Job - What is the number of lines in these entries that contain "fields"? State it alone.

Materials provided -
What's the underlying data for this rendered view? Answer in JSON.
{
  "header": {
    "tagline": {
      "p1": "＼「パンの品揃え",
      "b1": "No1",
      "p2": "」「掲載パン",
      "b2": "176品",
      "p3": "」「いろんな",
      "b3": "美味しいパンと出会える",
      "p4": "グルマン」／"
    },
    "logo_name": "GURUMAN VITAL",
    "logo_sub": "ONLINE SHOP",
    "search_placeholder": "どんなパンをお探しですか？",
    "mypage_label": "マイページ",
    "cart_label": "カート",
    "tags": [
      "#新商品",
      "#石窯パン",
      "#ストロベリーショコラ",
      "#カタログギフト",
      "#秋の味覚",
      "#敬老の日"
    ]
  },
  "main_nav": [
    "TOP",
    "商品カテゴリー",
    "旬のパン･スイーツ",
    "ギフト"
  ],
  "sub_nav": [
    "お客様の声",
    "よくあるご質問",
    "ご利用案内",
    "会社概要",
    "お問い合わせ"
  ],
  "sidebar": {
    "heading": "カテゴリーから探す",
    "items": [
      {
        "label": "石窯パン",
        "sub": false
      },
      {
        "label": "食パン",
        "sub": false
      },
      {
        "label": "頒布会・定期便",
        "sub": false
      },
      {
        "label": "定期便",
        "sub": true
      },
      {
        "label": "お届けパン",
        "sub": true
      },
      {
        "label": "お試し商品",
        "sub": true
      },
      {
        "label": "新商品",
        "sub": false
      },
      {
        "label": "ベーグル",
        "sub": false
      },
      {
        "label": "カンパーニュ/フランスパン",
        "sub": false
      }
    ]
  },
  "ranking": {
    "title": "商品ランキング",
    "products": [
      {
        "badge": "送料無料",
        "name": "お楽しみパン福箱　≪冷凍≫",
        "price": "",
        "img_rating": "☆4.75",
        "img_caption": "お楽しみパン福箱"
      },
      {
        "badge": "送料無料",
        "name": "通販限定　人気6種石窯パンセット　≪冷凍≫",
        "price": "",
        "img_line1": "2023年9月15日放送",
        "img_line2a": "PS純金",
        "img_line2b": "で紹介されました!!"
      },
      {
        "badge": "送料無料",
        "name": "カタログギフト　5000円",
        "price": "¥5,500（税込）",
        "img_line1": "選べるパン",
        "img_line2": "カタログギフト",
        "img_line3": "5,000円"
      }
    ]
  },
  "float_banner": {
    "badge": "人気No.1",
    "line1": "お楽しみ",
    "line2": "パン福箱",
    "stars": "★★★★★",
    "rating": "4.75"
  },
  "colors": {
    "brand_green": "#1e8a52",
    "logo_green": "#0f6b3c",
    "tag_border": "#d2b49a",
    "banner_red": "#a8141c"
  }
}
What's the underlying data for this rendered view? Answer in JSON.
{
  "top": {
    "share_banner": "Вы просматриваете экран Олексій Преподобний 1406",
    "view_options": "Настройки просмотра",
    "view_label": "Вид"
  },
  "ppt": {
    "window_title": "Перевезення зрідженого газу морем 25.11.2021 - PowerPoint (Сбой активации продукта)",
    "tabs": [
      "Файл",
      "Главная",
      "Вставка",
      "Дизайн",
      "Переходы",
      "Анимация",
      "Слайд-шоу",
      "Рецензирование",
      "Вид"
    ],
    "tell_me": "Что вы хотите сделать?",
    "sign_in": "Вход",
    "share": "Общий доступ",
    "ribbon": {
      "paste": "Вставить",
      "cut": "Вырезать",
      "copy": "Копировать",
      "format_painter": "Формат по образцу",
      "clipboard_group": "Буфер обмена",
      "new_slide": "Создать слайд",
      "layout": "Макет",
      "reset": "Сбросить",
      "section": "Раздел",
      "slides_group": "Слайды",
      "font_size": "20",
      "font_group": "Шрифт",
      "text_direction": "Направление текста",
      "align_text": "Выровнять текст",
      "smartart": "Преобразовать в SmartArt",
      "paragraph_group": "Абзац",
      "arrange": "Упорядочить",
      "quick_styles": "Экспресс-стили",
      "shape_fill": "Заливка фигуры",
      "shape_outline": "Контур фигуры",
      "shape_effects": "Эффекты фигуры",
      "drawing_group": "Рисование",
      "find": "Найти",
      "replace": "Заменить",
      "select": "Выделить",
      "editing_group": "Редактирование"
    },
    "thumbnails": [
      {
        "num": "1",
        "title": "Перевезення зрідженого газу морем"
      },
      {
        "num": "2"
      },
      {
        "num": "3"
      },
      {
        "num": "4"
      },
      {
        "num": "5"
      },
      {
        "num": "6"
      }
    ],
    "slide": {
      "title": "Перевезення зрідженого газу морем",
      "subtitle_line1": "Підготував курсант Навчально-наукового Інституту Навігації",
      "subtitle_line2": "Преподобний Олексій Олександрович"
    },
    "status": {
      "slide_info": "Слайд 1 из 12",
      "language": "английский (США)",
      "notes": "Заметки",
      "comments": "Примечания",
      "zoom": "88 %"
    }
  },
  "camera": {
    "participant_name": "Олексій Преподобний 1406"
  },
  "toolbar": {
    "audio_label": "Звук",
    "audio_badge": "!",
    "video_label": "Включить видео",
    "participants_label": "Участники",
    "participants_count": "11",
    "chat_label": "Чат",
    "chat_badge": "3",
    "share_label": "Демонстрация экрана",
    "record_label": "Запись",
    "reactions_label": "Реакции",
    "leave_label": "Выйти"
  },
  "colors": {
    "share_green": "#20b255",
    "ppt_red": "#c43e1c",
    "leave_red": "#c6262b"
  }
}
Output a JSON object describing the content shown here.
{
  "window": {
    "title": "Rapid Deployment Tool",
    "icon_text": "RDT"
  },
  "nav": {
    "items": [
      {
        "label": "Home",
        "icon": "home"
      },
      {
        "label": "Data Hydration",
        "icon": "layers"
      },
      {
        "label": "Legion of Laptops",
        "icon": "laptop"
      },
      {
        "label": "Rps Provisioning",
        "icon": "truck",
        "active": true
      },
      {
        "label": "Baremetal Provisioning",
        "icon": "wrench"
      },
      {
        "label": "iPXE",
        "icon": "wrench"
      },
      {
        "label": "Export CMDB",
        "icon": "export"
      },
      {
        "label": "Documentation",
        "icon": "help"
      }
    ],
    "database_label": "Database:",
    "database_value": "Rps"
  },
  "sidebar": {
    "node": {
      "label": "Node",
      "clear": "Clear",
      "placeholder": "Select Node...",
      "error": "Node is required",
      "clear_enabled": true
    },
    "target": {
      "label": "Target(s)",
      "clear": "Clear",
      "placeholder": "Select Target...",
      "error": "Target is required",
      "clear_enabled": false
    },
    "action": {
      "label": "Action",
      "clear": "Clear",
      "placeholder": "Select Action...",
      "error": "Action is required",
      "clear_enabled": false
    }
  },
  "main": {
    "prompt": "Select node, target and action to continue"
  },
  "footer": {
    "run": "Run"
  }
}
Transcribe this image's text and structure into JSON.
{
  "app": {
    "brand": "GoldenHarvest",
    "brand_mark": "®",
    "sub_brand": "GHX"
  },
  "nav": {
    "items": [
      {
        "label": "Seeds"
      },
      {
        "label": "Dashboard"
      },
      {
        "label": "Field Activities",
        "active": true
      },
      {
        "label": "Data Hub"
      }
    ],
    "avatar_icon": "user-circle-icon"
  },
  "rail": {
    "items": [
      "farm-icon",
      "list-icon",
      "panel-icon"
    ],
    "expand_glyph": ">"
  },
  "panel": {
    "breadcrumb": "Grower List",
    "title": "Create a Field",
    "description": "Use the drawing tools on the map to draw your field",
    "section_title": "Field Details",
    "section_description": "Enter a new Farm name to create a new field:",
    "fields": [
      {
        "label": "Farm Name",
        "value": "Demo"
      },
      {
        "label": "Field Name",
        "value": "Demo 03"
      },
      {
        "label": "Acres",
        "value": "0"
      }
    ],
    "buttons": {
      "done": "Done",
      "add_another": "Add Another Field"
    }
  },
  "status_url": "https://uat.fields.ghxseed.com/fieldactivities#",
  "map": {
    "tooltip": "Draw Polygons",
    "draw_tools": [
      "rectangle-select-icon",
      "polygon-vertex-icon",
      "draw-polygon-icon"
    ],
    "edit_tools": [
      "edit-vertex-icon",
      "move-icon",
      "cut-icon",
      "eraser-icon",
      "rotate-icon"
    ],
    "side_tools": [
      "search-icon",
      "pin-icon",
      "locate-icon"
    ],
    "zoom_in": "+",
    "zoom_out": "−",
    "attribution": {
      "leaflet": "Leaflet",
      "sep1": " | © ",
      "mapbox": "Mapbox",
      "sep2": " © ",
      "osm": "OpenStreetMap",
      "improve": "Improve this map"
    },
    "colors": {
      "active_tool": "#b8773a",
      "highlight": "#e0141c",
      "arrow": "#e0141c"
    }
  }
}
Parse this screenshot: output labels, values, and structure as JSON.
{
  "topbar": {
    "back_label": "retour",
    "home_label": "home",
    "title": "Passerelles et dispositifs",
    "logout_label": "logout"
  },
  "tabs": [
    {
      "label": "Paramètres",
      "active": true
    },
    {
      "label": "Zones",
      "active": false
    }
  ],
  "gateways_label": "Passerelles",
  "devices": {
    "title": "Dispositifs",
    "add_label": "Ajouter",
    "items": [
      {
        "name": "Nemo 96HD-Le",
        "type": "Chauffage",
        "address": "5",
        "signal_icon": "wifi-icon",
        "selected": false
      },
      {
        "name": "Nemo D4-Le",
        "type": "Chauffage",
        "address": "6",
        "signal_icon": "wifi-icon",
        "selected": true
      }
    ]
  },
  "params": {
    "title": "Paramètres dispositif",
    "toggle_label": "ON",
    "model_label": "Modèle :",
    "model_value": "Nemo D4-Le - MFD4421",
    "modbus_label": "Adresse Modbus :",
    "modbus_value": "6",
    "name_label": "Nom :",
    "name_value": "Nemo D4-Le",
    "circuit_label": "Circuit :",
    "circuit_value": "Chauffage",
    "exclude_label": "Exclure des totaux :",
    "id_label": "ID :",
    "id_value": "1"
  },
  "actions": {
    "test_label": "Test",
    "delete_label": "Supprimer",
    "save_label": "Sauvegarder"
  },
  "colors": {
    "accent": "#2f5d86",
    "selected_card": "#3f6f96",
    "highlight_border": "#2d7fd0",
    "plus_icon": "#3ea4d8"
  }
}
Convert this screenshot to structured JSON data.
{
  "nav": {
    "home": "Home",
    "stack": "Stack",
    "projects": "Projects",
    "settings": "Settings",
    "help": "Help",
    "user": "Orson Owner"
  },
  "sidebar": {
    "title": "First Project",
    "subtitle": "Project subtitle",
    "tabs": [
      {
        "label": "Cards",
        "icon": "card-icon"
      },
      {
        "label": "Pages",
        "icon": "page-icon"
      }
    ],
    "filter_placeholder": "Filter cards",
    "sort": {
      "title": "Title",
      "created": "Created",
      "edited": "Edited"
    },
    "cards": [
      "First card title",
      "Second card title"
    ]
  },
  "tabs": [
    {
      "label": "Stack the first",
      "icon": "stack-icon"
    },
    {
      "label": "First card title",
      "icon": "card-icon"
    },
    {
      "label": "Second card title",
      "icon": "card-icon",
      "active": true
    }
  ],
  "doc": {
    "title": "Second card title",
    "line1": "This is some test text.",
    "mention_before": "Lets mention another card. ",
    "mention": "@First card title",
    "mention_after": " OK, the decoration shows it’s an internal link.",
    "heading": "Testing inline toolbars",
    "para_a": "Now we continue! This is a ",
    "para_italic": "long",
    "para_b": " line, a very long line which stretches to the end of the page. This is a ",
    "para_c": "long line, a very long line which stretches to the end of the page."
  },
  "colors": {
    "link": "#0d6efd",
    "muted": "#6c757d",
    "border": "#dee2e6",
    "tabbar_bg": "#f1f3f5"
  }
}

Solution to this task - 2